■ PASSAGE PROVIDED ■

*-*-*

Priority Filings Sample Clauses
The Priority Filings clause establishes the order in which documents or interests are officially recorded or registered, ensuring that certain filings take precedence over others. In practice, this clause may specify that a lender’s security interest must be filed before any subsequent claims, or that certain documents are to be registered with government authorities ahead of others to secure their legal standing. Its core function is to prevent disputes over competing claims by clearly defining which party’s rights are recognized first, thereby reducing legal uncertainty and protecting the interests of the party with priority.
Priority Filings. When a MTI Invention or Joint Invention has been made which may reasonably be considered to be patentable, MTI promptly shall file a United States priority patent application, and, in the case of a Joint Invention, shall assign such patent application jointly to Sankyo and MTI. When a Sankyo Invention has been made which may reasonably be considered to be patentable, Sankyo promptly shall file a Japanese priority patent application. MTI shall give Sankyo an opportunity to review the text of an application for a Joint Invention before filing, and shall supply Sankyo with a copy of the application as filed, together with a note of its filing date and serial number.

*-*-*

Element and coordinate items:
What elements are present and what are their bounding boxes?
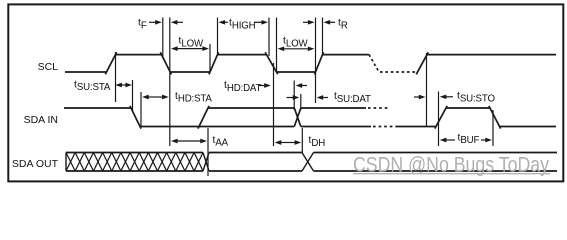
svg-text:tBUF: tBUF [458,133,480,147]
svg-text:SCL: SCL [38,61,59,73]
svg-text:tSU:STO: tSU:STO [457,91,495,105]
svg-text:tDH: tDH [309,135,326,149]
svg-text:tLOW: tLOW [179,36,204,50]
svg-text:tHD:DAT: tHD:DAT [224,80,262,94]
svg-text:SDA OUT: SDA OUT [12,158,59,170]
svg-text:tHIGH: tHIGH [229,18,256,32]
svg-text:tSU:STA: tSU:STA [74,79,111,93]
svg-text:tHD:STA: tHD:STA [175,91,212,105]
svg-text:tLOW: tLOW [283,36,308,50]
svg-text:tAA: tAA [213,135,229,149]
svg-text:SDA IN: SDA IN [24,114,58,126]
svg-text:tSU:DAT: tSU:DAT [334,91,371,105]
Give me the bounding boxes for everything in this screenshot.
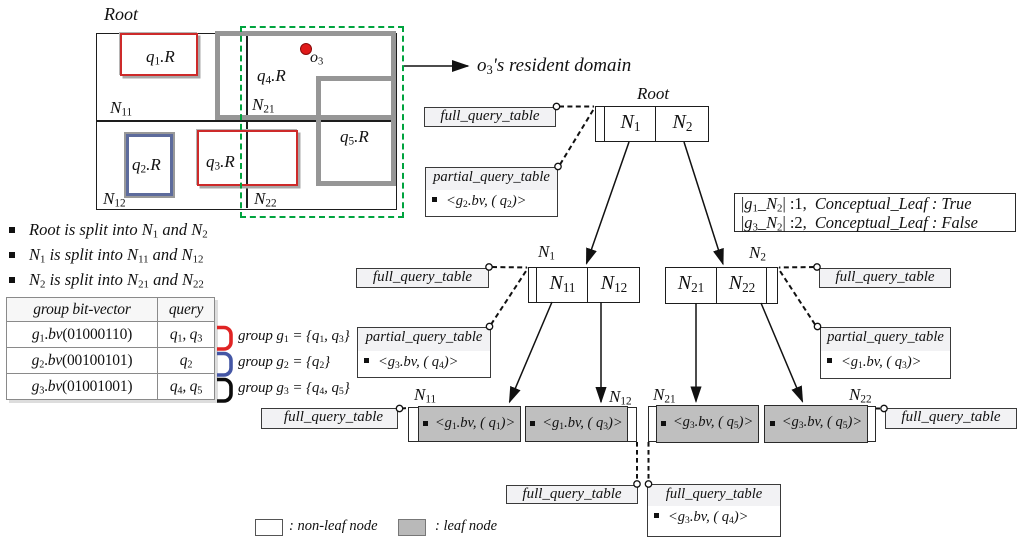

*-*-*

■ PROMPT 1 ■
In the passage on priority filings, what must MTI supply Sankyo with once an application for a Joint Invention is filed?
■ PROMPT 2 ■
Please write out the passage on priority filings, starting at "Priority Filings. When" and ending at "and serial number.".

■ COMPLETE OUTPUT 1 ■
A copy of the application as filed, together with a note of its filing date and serial number.

■ COMPLETE OUTPUT 2 ■
Priority Filings. When a MTI Invention or Joint Invention has been made which may reasonably be considered to be patentable, MTI promptly shall file a United States priority patent application, and, in the case of a Joint Invention, shall assign such patent application jointly to Sankyo and MTI. When a Sankyo Invention has been made which may reasonably be considered to be patentable, Sankyo promptly shall file a Japanese priority patent application. MTI shall give Sankyo an opportunity to review the text of an application for a Joint Invention before filing, and shall supply Sankyo with a copy of the application as filed, together with a note of its filing date and serial number.